>> Start DOCUMENT EXCERPT
Note also that even if you do know how a particular orthographically represented word is pronounced, this does not always allow you to deduce which sound someone has in mind when they write something like “the vowel in beat”. If we were to say, for example, “the vowel in either”, “the vowel in data” or “the vowel in route” — you would have to know how they pronounce these words, as these words have different pronunciations for different speakers — the vowel in either could be the same as that in heat or as that in height, the vowel in data could be the same as that in bait or as that in bat, and the one in route could be the same as that in bout or as that in boot.
Granted, English orthography is particularly bad at representing phones, but all writing systems have inconsistencies and irregularities of this type. In addition, not all languages contain all possible phones, and so even the most consistent and regular writing systems will not be able to represent the phones that do not occur in the language they were developed for. This is the second reason why we cannot use existing writing systems to represent the phonetic structure of words — we need a writing system that works for any language.
Several such writing systems have been devised, all based on the idea that each combination of articulatory features should be represented by one — and only one — letter symbol and that every letter symbol should represent one — and only one — combination of features. The system most widely used today is the International Phonetic Alphabet.
>> End DOCUMENT EXCERPT
■ WHAT YOU NEED TO DO ■
#1 From the phonetics passage, list every word given as a possible vowel match for "either", "data" or "route".
#2 Write the next paragraph of the passage on phonetic writing systems, starting after its final sentence.
The items that follow are separate material and are unrelated to the phonetics passage.
>> Start DATA PROVIDED
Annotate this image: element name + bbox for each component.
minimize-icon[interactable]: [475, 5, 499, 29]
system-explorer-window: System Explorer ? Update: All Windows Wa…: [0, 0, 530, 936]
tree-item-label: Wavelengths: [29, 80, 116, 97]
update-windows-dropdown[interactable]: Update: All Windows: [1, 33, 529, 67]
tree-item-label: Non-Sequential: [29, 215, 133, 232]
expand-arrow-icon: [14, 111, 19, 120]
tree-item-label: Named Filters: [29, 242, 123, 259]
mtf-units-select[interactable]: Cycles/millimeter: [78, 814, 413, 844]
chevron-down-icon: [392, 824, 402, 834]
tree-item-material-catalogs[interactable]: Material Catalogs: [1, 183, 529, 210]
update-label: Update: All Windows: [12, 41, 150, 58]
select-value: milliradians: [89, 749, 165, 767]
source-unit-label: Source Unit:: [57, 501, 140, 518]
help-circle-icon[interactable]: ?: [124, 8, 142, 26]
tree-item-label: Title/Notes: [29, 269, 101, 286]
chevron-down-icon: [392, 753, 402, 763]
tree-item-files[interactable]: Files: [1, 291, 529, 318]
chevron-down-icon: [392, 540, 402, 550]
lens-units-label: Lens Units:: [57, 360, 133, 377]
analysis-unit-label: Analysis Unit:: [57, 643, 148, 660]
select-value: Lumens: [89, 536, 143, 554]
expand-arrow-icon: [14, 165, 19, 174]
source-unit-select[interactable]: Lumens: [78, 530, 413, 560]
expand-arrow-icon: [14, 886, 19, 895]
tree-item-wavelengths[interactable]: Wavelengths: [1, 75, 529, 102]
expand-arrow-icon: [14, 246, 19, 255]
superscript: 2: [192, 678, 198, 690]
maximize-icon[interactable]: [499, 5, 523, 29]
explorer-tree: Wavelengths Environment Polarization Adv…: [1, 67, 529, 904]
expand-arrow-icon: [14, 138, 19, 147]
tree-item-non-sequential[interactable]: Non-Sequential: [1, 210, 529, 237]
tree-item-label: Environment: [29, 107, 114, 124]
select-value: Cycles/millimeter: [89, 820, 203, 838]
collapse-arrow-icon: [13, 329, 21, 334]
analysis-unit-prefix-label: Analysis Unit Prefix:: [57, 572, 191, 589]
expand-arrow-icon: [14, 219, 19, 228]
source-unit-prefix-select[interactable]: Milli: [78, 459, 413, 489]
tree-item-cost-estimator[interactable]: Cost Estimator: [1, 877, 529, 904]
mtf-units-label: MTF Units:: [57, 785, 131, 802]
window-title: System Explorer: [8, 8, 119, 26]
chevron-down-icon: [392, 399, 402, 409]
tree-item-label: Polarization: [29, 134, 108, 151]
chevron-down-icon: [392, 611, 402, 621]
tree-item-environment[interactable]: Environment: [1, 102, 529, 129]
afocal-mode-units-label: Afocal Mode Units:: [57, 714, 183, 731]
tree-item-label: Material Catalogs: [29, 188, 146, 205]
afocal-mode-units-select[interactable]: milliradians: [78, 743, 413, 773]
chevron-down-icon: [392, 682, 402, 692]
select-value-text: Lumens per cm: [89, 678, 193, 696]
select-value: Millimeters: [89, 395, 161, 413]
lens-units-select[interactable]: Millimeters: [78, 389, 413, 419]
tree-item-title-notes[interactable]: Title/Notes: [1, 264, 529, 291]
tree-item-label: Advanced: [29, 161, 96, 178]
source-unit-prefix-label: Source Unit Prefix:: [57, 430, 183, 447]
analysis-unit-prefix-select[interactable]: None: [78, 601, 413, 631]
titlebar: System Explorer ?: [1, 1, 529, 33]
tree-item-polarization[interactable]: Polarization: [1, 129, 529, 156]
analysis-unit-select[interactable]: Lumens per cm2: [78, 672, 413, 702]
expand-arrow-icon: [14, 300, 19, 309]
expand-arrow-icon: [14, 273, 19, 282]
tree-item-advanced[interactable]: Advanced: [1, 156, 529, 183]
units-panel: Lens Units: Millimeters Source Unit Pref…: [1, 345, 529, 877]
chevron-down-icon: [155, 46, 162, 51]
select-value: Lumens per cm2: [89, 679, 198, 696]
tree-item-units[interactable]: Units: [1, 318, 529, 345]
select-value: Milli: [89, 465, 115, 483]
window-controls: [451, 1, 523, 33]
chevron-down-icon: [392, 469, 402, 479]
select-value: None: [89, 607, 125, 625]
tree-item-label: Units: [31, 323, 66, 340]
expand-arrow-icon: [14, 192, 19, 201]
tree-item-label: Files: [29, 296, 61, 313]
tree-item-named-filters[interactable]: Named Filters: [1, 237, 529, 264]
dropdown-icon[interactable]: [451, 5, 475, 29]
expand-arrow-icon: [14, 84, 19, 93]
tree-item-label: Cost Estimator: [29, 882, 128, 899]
>> End DATA PROVIDED
■ ANSWERS ■
#1 heat, height, bait, bat, bout, boot

#2
Subsection The International Phonetic Alphabet
The International Phonetic Alphabet (abbreviated IPA) was created by the International Phonetic Association, founded by British and French linguists in the late 19th century and still in existence today. The first version was proposed in 1897 and has undergone many revisions as our understanding of the world’s spoken languages has evolved.
The IPA uses mostly letter symbols from various versions of the Latin and Greek alphabets and a number of newly invented symbols (or variations of symbols). For example, the symbol [n] stands for a voiced alveolar nasal and [b] stands for a voiced bilabial plosive, which is what these letters represent in most orthographies based on the Latin alphabet. The symbol [æ] stands for a low front unrounded vowel, which is what it normally represents in the versions of the Latin alphabet used for Danish, Norwegian and Icelandic, and [w] stands for a voiced labial-velar approximant, which is what it usually represents in English. The symbol [ð] represents a voiced dental fricative, which is what it normally represents in Icelandic (and in Old English), [ɫ] represents the “dark” L-sound found in word-final position in many varieties of English, [ʊ] represents a slightly centralized close rounded back vowel, and [ə] represents a central mid unrounded unstressed vowel. These last three letters are variations of letters from the Latin alphabet.
Using these symbols, the phonetic structure of the phrase <nab the wool> can be transcribed as [næbðəwʊɫ]. This is much simpler than listing the features of each phone in order to describe it! IPA characters are enclosed in square brackets [ ] to clarify that they represent phonetic structure. Note that orthographic forms are enclosed in angled brackets < > in the context of phonetic analysis, to clarify that they do not represent phonetic structure.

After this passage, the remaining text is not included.